[Extracted data entries]
********************

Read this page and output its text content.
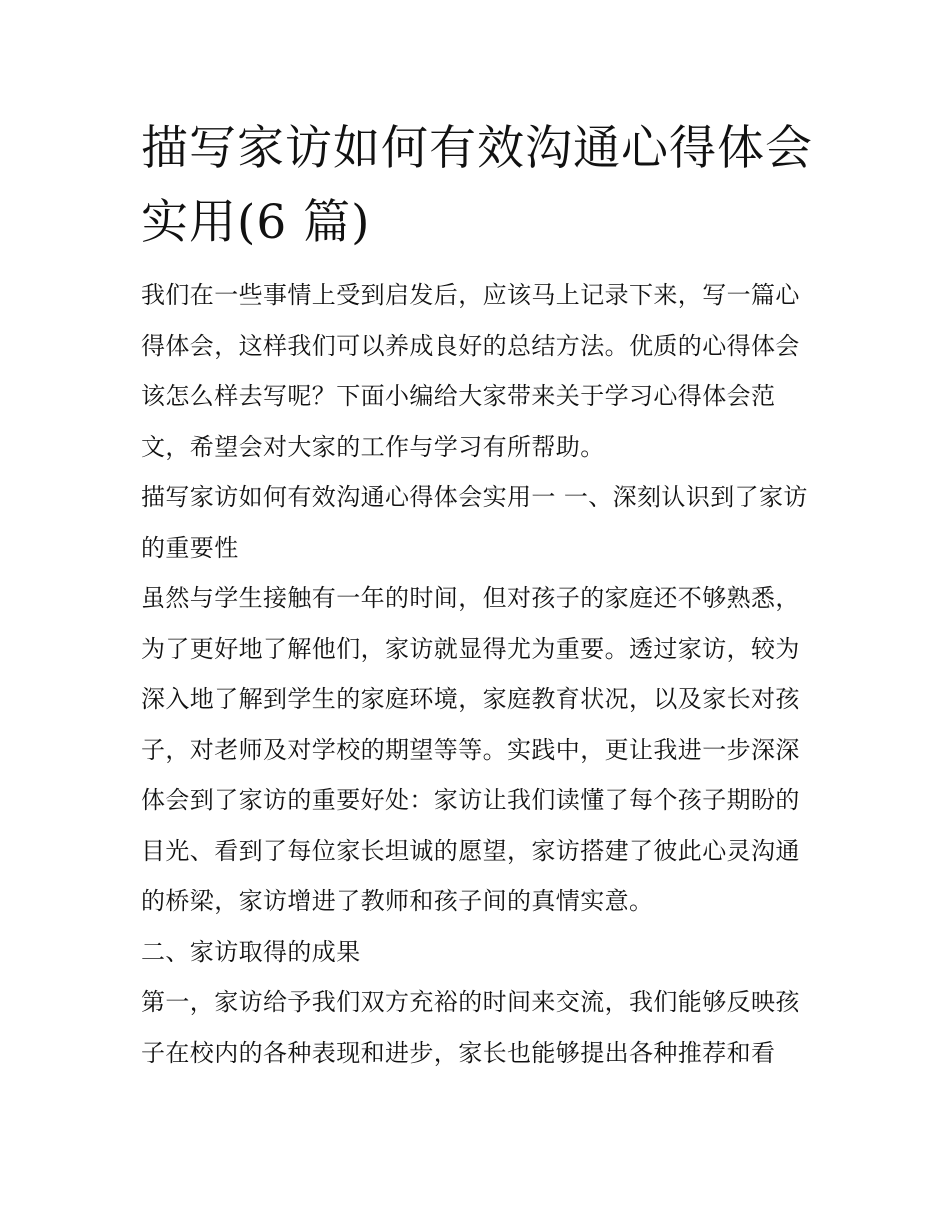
描写家访如何有效沟通心得体会实用(6 篇)

我们在一些事情上受到启发后，应该马上记录下来，写一篇心得体会，这样我们可以养成良好的总结方法。优质的心得体会该怎么样去写呢？下面小编给大家带来关于学习心得体会范文，希望会对大家的工作与学习有所帮助。

描写家访如何有效沟通心得体会实用一 一、深刻认识到了家访的重要性

虽然与学生接触有一年的时间，但对孩子的家庭还不够熟悉，为了更好地了解他们，家访就显得尤为重要。透过家访，较为深入地了解到学生的家庭环境，家庭教育状况，以及家长对孩子，对老师及对学校的期望等等。实践中，更让我进一步深深体会到了家访的重要好处：家访让我们读懂了每个孩子期盼的目光、看到了每位家长坦诚的愿望，家访搭建了彼此心灵沟通的桥梁，家访增进了教师和孩子间的真情实意。

二、家访取得的成果

第一，家访给予我们双方充裕的时间来交流，我们能够反映孩子在校内的各种表现和进步，家长也能够提出各种推荐和看
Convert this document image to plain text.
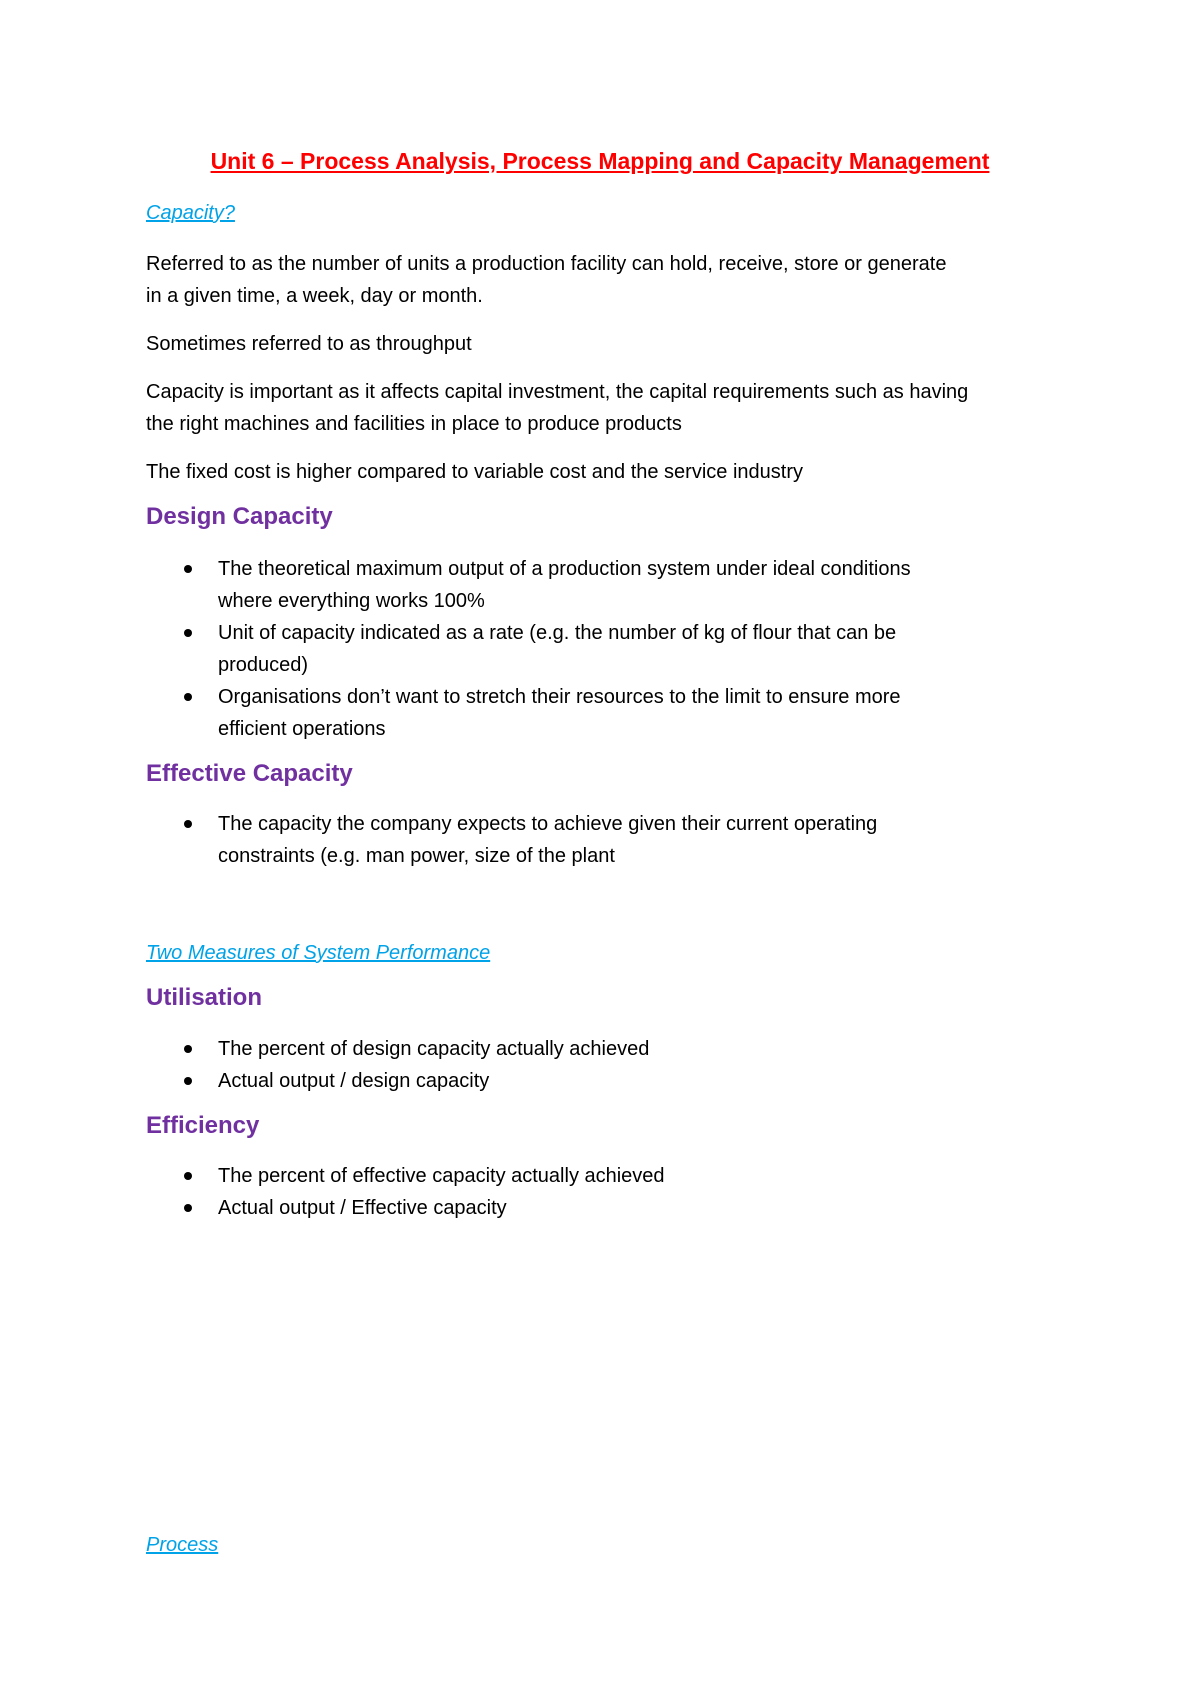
Unit 6 – Process Analysis, Process Mapping and Capacity Management
Capacity?

Referred to as the number of units a production facility can hold, receive, store or generate
in a given time, a week, day or month.

Sometimes referred to as throughput

Capacity is important as it affects capital investment, the capital requirements such as having
the right machines and facilities in place to produce products

The fixed cost is higher compared to variable cost and the service industry

Design Capacity
The theoretical maximum output of a production system under ideal conditions
where everything works 100%
Unit of capacity indicated as a rate (e.g. the number of kg of flour that can be
produced)
Organisations don’t want to stretch their resources to the limit to ensure more
efficient operations
Effective Capacity
The capacity the company expects to achieve given their current operating
constraints (e.g. man power, size of the plant
Two Measures of System Performance
Utilisation
The percent of design capacity actually achieved
Actual output / design capacity
Efficiency
The percent of effective capacity actually achieved
Actual output / Effective capacity
Process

********************

GIVEN PROBLEM =
Extract all lines that hold the word "actually".

EXERCISE ANSWER =
The percent of design capacity actually achieved
The percent of effective capacity actually achieved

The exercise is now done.